▶ What to do
Whenever a line below holds the word "ylabel", copy that line.

Source records:
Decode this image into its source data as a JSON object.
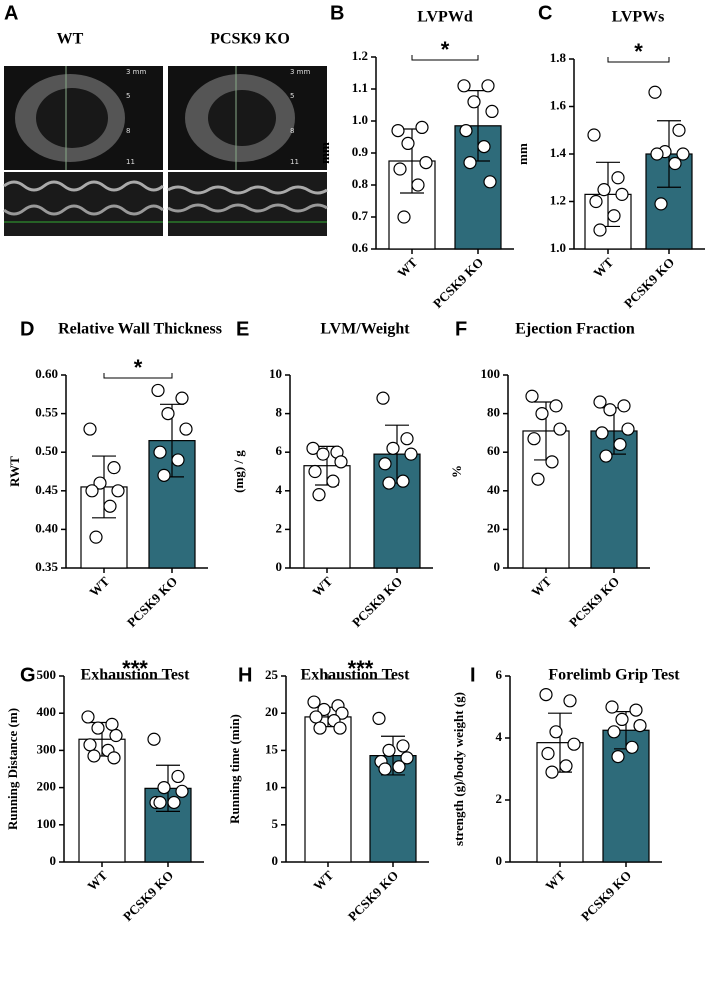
{
  "panel_a": {
    "letter": "A",
    "labels": [
      "WT",
      "PCSK9 KO"
    ],
    "scale_marks": [
      "3 mm",
      "5",
      "8",
      "11"
    ]
  },
  "chart_data": [
    {
      "type": "bar",
      "letter": "B",
      "title": "LVPWd",
      "ylabel": "mm",
      "categories": [
        "WT",
        "PCSK9 KO"
      ],
      "colors": [
        "#ffffff",
        "#2e6b7a"
      ],
      "values": [
        0.875,
        0.985
      ],
      "errors": [
        0.1,
        0.11
      ],
      "points": [
        [
          0.97,
          0.98,
          0.93,
          0.87,
          0.85,
          0.8,
          0.7
        ],
        [
          1.11,
          1.11,
          1.06,
          1.03,
          0.97,
          0.92,
          0.87,
          0.81
        ]
      ],
      "ylim": [
        0.6,
        1.2
      ],
      "yticks": [
        0.6,
        0.7,
        0.8,
        0.9,
        {
          "value": 1,
          "label": "1.0"
        },
        1.1,
        1.2
      ],
      "significance": "*"
    },
    {
      "type": "bar",
      "letter": "C",
      "title": "LVPWs",
      "ylabel": "mm",
      "categories": [
        "WT",
        "PCSK9 KO"
      ],
      "colors": [
        "#ffffff",
        "#2e6b7a"
      ],
      "values": [
        1.23,
        1.4
      ],
      "errors": [
        0.135,
        0.14
      ],
      "points": [
        [
          1.48,
          1.3,
          1.25,
          1.23,
          1.2,
          1.14,
          1.08
        ],
        [
          1.66,
          1.5,
          1.41,
          1.4,
          1.4,
          1.36,
          1.19
        ]
      ],
      "ylim": [
        1.0,
        1.8
      ],
      "yticks": [
        {
          "value": 1,
          "label": "1.0"
        },
        1.2,
        1.4,
        1.6,
        1.8
      ],
      "significance": "*"
    },
    {
      "type": "bar",
      "letter": "D",
      "title": "Relative Wall Thickness",
      "ylabel": "RWT",
      "categories": [
        "WT",
        "PCSK9 KO"
      ],
      "colors": [
        "#ffffff",
        "#2e6b7a"
      ],
      "values": [
        0.455,
        0.515
      ],
      "errors": [
        0.04,
        0.047
      ],
      "points": [
        [
          0.53,
          0.48,
          0.46,
          0.45,
          0.45,
          0.43,
          0.39
        ],
        [
          0.58,
          0.57,
          0.55,
          0.53,
          0.5,
          0.49,
          0.47
        ]
      ],
      "ylim": [
        0.35,
        0.6
      ],
      "yticks": [
        0.35,
        {
          "value": 0.4,
          "label": "0.40"
        },
        0.45,
        {
          "value": 0.5,
          "label": "0.50"
        },
        0.55,
        {
          "value": 0.6,
          "label": "0.60"
        }
      ],
      "significance": "*"
    },
    {
      "type": "bar",
      "letter": "E",
      "title": "LVM/Weight",
      "ylabel": "(mg) / g",
      "categories": [
        "WT",
        "PCSK9 KO"
      ],
      "colors": [
        "#ffffff",
        "#2e6b7a"
      ],
      "values": [
        5.3,
        5.9
      ],
      "errors": [
        1.0,
        1.5
      ],
      "points": [
        [
          6.2,
          6.0,
          5.9,
          5.5,
          5.0,
          4.5,
          3.8
        ],
        [
          8.8,
          6.7,
          6.2,
          5.9,
          5.4,
          4.5,
          4.4
        ]
      ],
      "ylim": [
        0,
        10
      ],
      "yticks": [
        0,
        2,
        4,
        6,
        8,
        10
      ]
    },
    {
      "type": "bar",
      "letter": "F",
      "title": "Ejection Fraction",
      "ylabel": "%",
      "categories": [
        "WT",
        "PCSK9 KO"
      ],
      "colors": [
        "#ffffff",
        "#2e6b7a"
      ],
      "values": [
        71,
        71
      ],
      "errors": [
        15,
        12
      ],
      "points": [
        [
          89,
          84,
          80,
          72,
          67,
          55,
          46
        ],
        [
          86,
          84,
          82,
          72,
          70,
          64,
          58
        ]
      ],
      "ylim": [
        0,
        100
      ],
      "yticks": [
        0,
        20,
        40,
        60,
        80,
        100
      ]
    },
    {
      "type": "bar",
      "letter": "G",
      "title": "Exhaustion Test",
      "ylabel": "Running Distance (m)",
      "categories": [
        "WT",
        "PCSK9 KO"
      ],
      "colors": [
        "#ffffff",
        "#2e6b7a"
      ],
      "values": [
        330,
        198
      ],
      "errors": [
        45,
        62
      ],
      "points": [
        [
          390,
          370,
          360,
          340,
          315,
          300,
          285,
          280
        ],
        [
          330,
          230,
          200,
          190,
          160,
          160,
          160
        ]
      ],
      "ylim": [
        0,
        500
      ],
      "yticks": [
        0,
        100,
        200,
        300,
        400,
        500
      ],
      "significance": "***"
    },
    {
      "type": "bar",
      "letter": "H",
      "title": "Exhaustion Test",
      "ylabel": "Running time (min)",
      "categories": [
        "WT",
        "PCSK9 KO"
      ],
      "colors": [
        "#ffffff",
        "#2e6b7a"
      ],
      "values": [
        19.5,
        14.3
      ],
      "errors": [
        1.3,
        2.6
      ],
      "points": [
        [
          21.5,
          21,
          20.5,
          20,
          19.5,
          19,
          18,
          18
        ],
        [
          19.3,
          15.6,
          15,
          14,
          13.5,
          12.8,
          12.5
        ]
      ],
      "ylim": [
        0,
        25
      ],
      "yticks": [
        0,
        5,
        10,
        15,
        20,
        25
      ],
      "significance": "***"
    },
    {
      "type": "bar",
      "letter": "I",
      "title": "Forelimb Grip Test",
      "ylabel": "strength (g)/body weight (g)",
      "categories": [
        "WT",
        "PCSK9 KO"
      ],
      "colors": [
        "#ffffff",
        "#2e6b7a"
      ],
      "values": [
        3.85,
        4.25
      ],
      "errors": [
        0.95,
        0.6
      ],
      "points": [
        [
          5.4,
          5.2,
          4.2,
          3.8,
          3.5,
          3.1,
          2.9
        ],
        [
          5.0,
          4.9,
          4.6,
          4.4,
          4.2,
          3.7,
          3.4
        ]
      ],
      "ylim": [
        0,
        6
      ],
      "yticks": [
        0,
        2,
        4,
        6
      ]
    }
  ]
}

▶ Response to the exercise
      "ylabel": "mm",
      "ylabel": "mm",
      "ylabel": "RWT",
      "ylabel": "(mg) / g",
      "ylabel": "%",
      "ylabel": "Running Distance (m)",
      "ylabel": "Running time (min)",
      "ylabel": "strength (g)/body weight (g)",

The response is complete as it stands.